GOAL ::
Write out the material exactly, without any of its pictures.

=====

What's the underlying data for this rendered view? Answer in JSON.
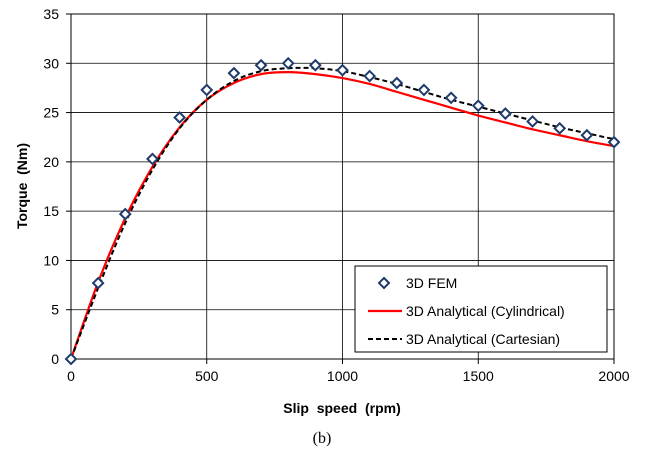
{
  "chart_data": {
    "type": "line",
    "xlabel": "Slip  speed  (rpm)",
    "ylabel": "Torque  (Nm)",
    "caption": "(b)",
    "xlim": [
      0,
      2000
    ],
    "ylim": [
      0,
      35
    ],
    "x_ticks": [
      0,
      500,
      1000,
      1500,
      2000
    ],
    "y_ticks": [
      0,
      5,
      10,
      15,
      20,
      25,
      30,
      35
    ],
    "x_tick_labels": [
      "0",
      "500",
      "1000",
      "1500",
      "2000"
    ],
    "y_tick_labels": [
      "0",
      "5",
      "10",
      "15",
      "20",
      "25",
      "30",
      "35"
    ],
    "grid": true,
    "legend_position": "bottom-right",
    "series": [
      {
        "name": "3D FEM",
        "style": "marker-diamond",
        "color": "#1F3A6B",
        "x": [
          0,
          100,
          200,
          300,
          400,
          500,
          600,
          700,
          800,
          900,
          1000,
          1100,
          1200,
          1300,
          1400,
          1500,
          1600,
          1700,
          1800,
          1900,
          2000
        ],
        "y": [
          0,
          7.7,
          14.7,
          20.3,
          24.5,
          27.3,
          29.0,
          29.8,
          30.0,
          29.8,
          29.3,
          28.7,
          28.0,
          27.3,
          26.5,
          25.7,
          24.9,
          24.1,
          23.4,
          22.7,
          22.0
        ]
      },
      {
        "name": "3D Analytical (Cylindrical)",
        "style": "solid",
        "color": "#FF0000",
        "x": [
          0,
          100,
          200,
          300,
          400,
          500,
          600,
          700,
          800,
          900,
          1000,
          1100,
          1200,
          1300,
          1400,
          1500,
          1600,
          1700,
          1800,
          1900,
          2000
        ],
        "y": [
          0,
          7.8,
          14.3,
          19.5,
          23.5,
          26.3,
          28.0,
          28.9,
          29.1,
          28.9,
          28.5,
          27.9,
          27.1,
          26.3,
          25.5,
          24.7,
          24.0,
          23.3,
          22.7,
          22.1,
          21.6
        ]
      },
      {
        "name": "3D Analytical (Cartesian)",
        "style": "dashed",
        "color": "#000000",
        "x": [
          0,
          100,
          200,
          300,
          400,
          500,
          600,
          700,
          800,
          900,
          1000,
          1100,
          1200,
          1300,
          1400,
          1500,
          1600,
          1700,
          1800,
          1900,
          2000
        ],
        "y": [
          0,
          7.2,
          13.8,
          19.2,
          23.4,
          26.3,
          28.2,
          29.2,
          29.5,
          29.5,
          29.2,
          28.6,
          27.9,
          27.1,
          26.3,
          25.6,
          24.9,
          24.2,
          23.5,
          22.9,
          22.3
        ]
      }
    ]
  }
}
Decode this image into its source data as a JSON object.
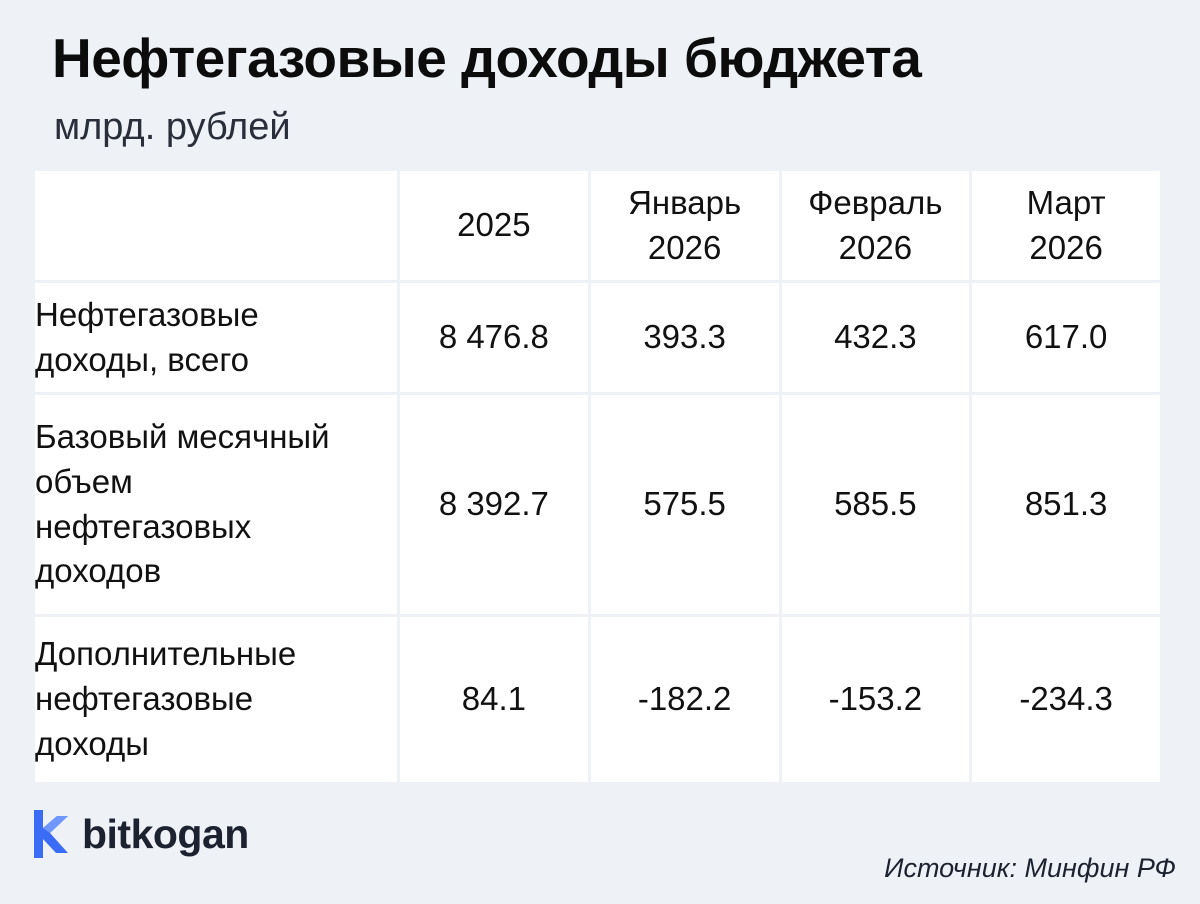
{
  "header": {
    "title": "Нефтегазовые доходы бюджета",
    "subtitle": "млрд. рублей"
  },
  "chart_data": {
    "type": "table",
    "columns": [
      "2025",
      "Январь 2026",
      "Февраль 2026",
      "Март 2026"
    ],
    "column_lines": [
      [
        "2025"
      ],
      [
        "Январь",
        "2026"
      ],
      [
        "Февраль",
        "2026"
      ],
      [
        "Март",
        "2026"
      ]
    ],
    "rows": [
      {
        "label": "Нефтегазовые доходы, всего",
        "label_lines": [
          "Нефтегазовые",
          "доходы, всего"
        ],
        "values": [
          "8 476.8",
          "393.3",
          "432.3",
          "617.0"
        ]
      },
      {
        "label": "Базовый месячный объем нефтегазовых доходов",
        "label_lines": [
          "Базовый месячный",
          "объем",
          "нефтегазовых",
          "доходов"
        ],
        "values": [
          "8 392.7",
          "575.5",
          "585.5",
          "851.3"
        ]
      },
      {
        "label": "Дополнительные нефтегазовые доходы",
        "label_lines": [
          "Дополнительные",
          "нефтегазовые",
          "доходы"
        ],
        "values": [
          "84.1",
          "-182.2",
          "-153.2",
          "-234.3"
        ]
      }
    ]
  },
  "footer": {
    "brand": "bitkogan",
    "brand_color": "#3b6cf6",
    "source": "Источник: Минфин РФ"
  }
}
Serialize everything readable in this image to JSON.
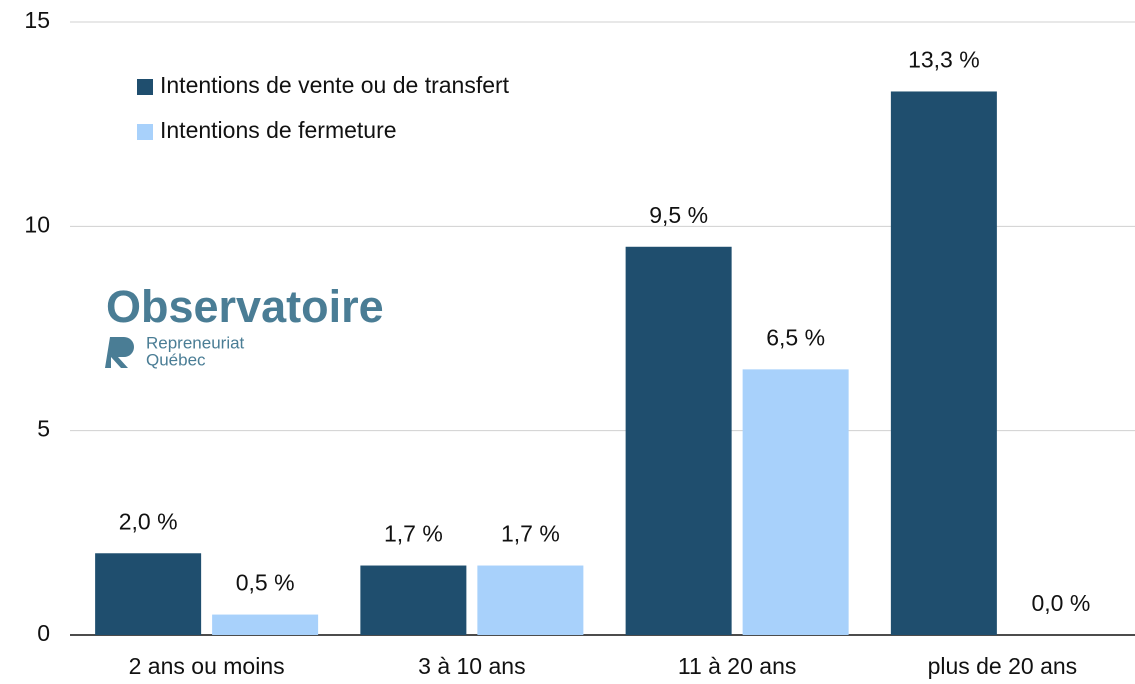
{
  "chart_data": {
    "type": "bar",
    "categories": [
      "2 ans ou moins",
      "3 à 10 ans",
      "11 à 20 ans",
      "plus de 20 ans"
    ],
    "series": [
      {
        "name": "Intentions de vente ou de transfert",
        "color": "#1f4e6e",
        "values": [
          2.0,
          1.7,
          9.5,
          13.3
        ],
        "value_labels": [
          "2,0 %",
          "1,7 %",
          "9,5 %",
          "13,3 %"
        ]
      },
      {
        "name": "Intentions de fermeture",
        "color": "#a8d1fb",
        "values": [
          0.5,
          1.7,
          6.5,
          0.0
        ],
        "value_labels": [
          "0,5 %",
          "1,7 %",
          "6,5 %",
          "0,0 %"
        ]
      }
    ],
    "ylim": [
      0,
      15
    ],
    "yticks": [
      0,
      5,
      10,
      15
    ],
    "grid": true,
    "legend": "upper left"
  },
  "logo": {
    "name": "Observatoire",
    "line1": "Repreneuriat",
    "line2": "Québec"
  }
}
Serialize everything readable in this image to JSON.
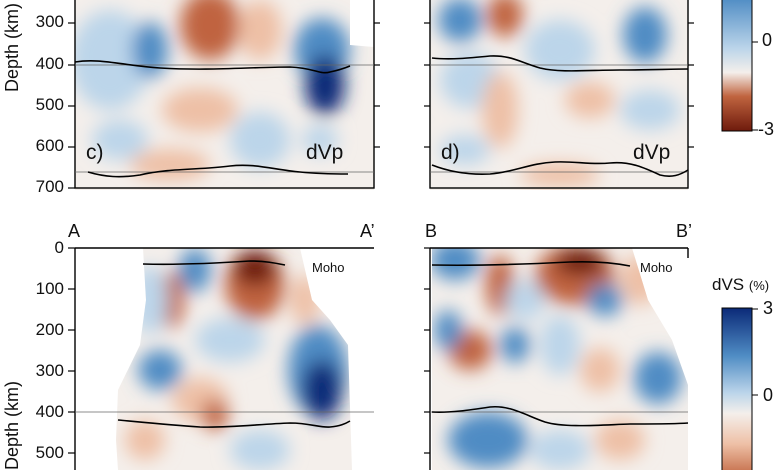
{
  "upper_row": {
    "ylabel": "Depth (km)",
    "depth_ticks": [
      "300",
      "400",
      "500",
      "600",
      "700"
    ],
    "panels": [
      {
        "label": "c)",
        "variable": "dVp"
      },
      {
        "label": "d)",
        "variable": "dVp"
      }
    ],
    "colorbar_ticks": [
      "0",
      "-3"
    ]
  },
  "lower_row": {
    "ylabel": "Depth (km)",
    "depth_ticks": [
      "0",
      "100",
      "200",
      "300",
      "400",
      "500"
    ],
    "sections": [
      {
        "start": "A",
        "end": "A’",
        "moho_label": "Moho"
      },
      {
        "start": "B",
        "end": "B’",
        "moho_label": "Moho"
      }
    ],
    "colorbar_title": "dVS",
    "colorbar_unit": "(%)",
    "colorbar_ticks": [
      "3",
      "0"
    ]
  },
  "colors": {
    "fast_max": "#0b2a78",
    "fast": "#4f8cc4",
    "fast_light": "#bcd5ea",
    "neutral": "#f4efeb",
    "slow_light": "#eec0a6",
    "slow": "#c0643f",
    "slow_max": "#6e1a0c"
  }
}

=====

COMPLETED TASK ::
What's the underlying data for this rendered view? Answer in JSON.
{
  "chart_data": {
    "type": "line",
    "xlabel": "Slip  speed  (rpm)",
    "ylabel": "Torque  (Nm)",
    "caption": "(b)",
    "xlim": [
      0,
      2000
    ],
    "ylim": [
      0,
      35
    ],
    "x_ticks": [
      0,
      500,
      1000,
      1500,
      2000
    ],
    "y_ticks": [
      0,
      5,
      10,
      15,
      20,
      25,
      30,
      35
    ],
    "x_tick_labels": [
      "0",
      "500",
      "1000",
      "1500",
      "2000"
    ],
    "y_tick_labels": [
      "0",
      "5",
      "10",
      "15",
      "20",
      "25",
      "30",
      "35"
    ],
    "grid": true,
    "legend_position": "bottom-right",
    "series": [
      {
        "name": "3D FEM",
        "style": "marker-diamond",
        "color": "#1F3A6B",
        "x": [
          0,
          100,
          200,
          300,
          400,
          500,
          600,
          700,
          800,
          900,
          1000,
          1100,
          1200,
          1300,
          1400,
          1500,
          1600,
          1700,
          1800,
          1900,
          2000
        ],
        "y": [
          0,
          7.7,
          14.7,
          20.3,
          24.5,
          27.3,
          29.0,
          29.8,
          30.0,
          29.8,
          29.3,
          28.7,
          28.0,
          27.3,
          26.5,
          25.7,
          24.9,
          24.1,
          23.4,
          22.7,
          22.0
        ]
      },
      {
        "name": "3D Analytical (Cylindrical)",
        "style": "solid",
        "color": "#FF0000",
        "x": [
          0,
          100,
          200,
          300,
          400,
          500,
          600,
          700,
          800,
          900,
          1000,
          1100,
          1200,
          1300,
          1400,
          1500,
          1600,
          1700,
          1800,
          1900,
          2000
        ],
        "y": [
          0,
          7.8,
          14.3,
          19.5,
          23.5,
          26.3,
          28.0,
          28.9,
          29.1,
          28.9,
          28.5,
          27.9,
          27.1,
          26.3,
          25.5,
          24.7,
          24.0,
          23.3,
          22.7,
          22.1,
          21.6
        ]
      },
      {
        "name": "3D Analytical (Cartesian)",
        "style": "dashed",
        "color": "#000000",
        "x": [
          0,
          100,
          200,
          300,
          400,
          500,
          600,
          700,
          800,
          900,
          1000,
          1100,
          1200,
          1300,
          1400,
          1500,
          1600,
          1700,
          1800,
          1900,
          2000
        ],
        "y": [
          0,
          7.2,
          13.8,
          19.2,
          23.4,
          26.3,
          28.2,
          29.2,
          29.5,
          29.5,
          29.2,
          28.6,
          27.9,
          27.1,
          26.3,
          25.6,
          24.9,
          24.2,
          23.5,
          22.9,
          22.3
        ]
      }
    ]
  }
}
Decode this image into its source data as a JSON object.
{
  "header": {
    "title": "Нефтегазовые доходы бюджета",
    "subtitle": "млрд. рублей"
  },
  "chart_data": {
    "type": "table",
    "columns": [
      "2025",
      "Январь 2026",
      "Февраль 2026",
      "Март 2026"
    ],
    "column_lines": [
      [
        "2025"
      ],
      [
        "Январь",
        "2026"
      ],
      [
        "Февраль",
        "2026"
      ],
      [
        "Март",
        "2026"
      ]
    ],
    "rows": [
      {
        "label": "Нефтегазовые доходы, всего",
        "label_lines": [
          "Нефтегазовые",
          "доходы, всего"
        ],
        "values": [
          "8 476.8",
          "393.3",
          "432.3",
          "617.0"
        ]
      },
      {
        "label": "Базовый месячный объем нефтегазовых доходов",
        "label_lines": [
          "Базовый месячный",
          "объем",
          "нефтегазовых",
          "доходов"
        ],
        "values": [
          "8 392.7",
          "575.5",
          "585.5",
          "851.3"
        ]
      },
      {
        "label": "Дополнительные нефтегазовые доходы",
        "label_lines": [
          "Дополнительные",
          "нефтегазовые",
          "доходы"
        ],
        "values": [
          "84.1",
          "-182.2",
          "-153.2",
          "-234.3"
        ]
      }
    ]
  },
  "footer": {
    "brand": "bitkogan",
    "brand_color": "#3b6cf6",
    "source": "Источник: Минфин РФ"
  }
}
Serialize everything readable in this image to JSON.
{
  "chart_data": {
    "type": "bar",
    "categories": [
      "2 ans ou moins",
      "3 à 10 ans",
      "11 à 20 ans",
      "plus de 20 ans"
    ],
    "series": [
      {
        "name": "Intentions de vente ou de transfert",
        "color": "#1f4e6e",
        "values": [
          2.0,
          1.7,
          9.5,
          13.3
        ],
        "value_labels": [
          "2,0 %",
          "1,7 %",
          "9,5 %",
          "13,3 %"
        ]
      },
      {
        "name": "Intentions de fermeture",
        "color": "#a8d1fb",
        "values": [
          0.5,
          1.7,
          6.5,
          0.0
        ],
        "value_labels": [
          "0,5 %",
          "1,7 %",
          "6,5 %",
          "0,0 %"
        ]
      }
    ],
    "ylim": [
      0,
      15
    ],
    "yticks": [
      0,
      5,
      10,
      15
    ],
    "grid": true,
    "legend": "upper left"
  },
  "logo": {
    "name": "Observatoire",
    "line1": "Repreneuriat",
    "line2": "Québec"
  }
}
Serialize everything readable in this image to JSON.
{
  "upper_row": {
    "ylabel": "Depth (km)",
    "depth_ticks": [
      "300",
      "400",
      "500",
      "600",
      "700"
    ],
    "panels": [
      {
        "label": "c)",
        "variable": "dVp"
      },
      {
        "label": "d)",
        "variable": "dVp"
      }
    ],
    "colorbar_ticks": [
      "0",
      "-3"
    ]
  },
  "lower_row": {
    "ylabel": "Depth (km)",
    "depth_ticks": [
      "0",
      "100",
      "200",
      "300",
      "400",
      "500"
    ],
    "sections": [
      {
        "start": "A",
        "end": "A’",
        "moho_label": "Moho"
      },
      {
        "start": "B",
        "end": "B’",
        "moho_label": "Moho"
      }
    ],
    "colorbar_title": "dVS",
    "colorbar_unit": "(%)",
    "colorbar_ticks": [
      "3",
      "0"
    ]
  },
  "colors": {
    "fast_max": "#0b2a78",
    "fast": "#4f8cc4",
    "fast_light": "#bcd5ea",
    "neutral": "#f4efeb",
    "slow_light": "#eec0a6",
    "slow": "#c0643f",
    "slow_max": "#6e1a0c"
  }
}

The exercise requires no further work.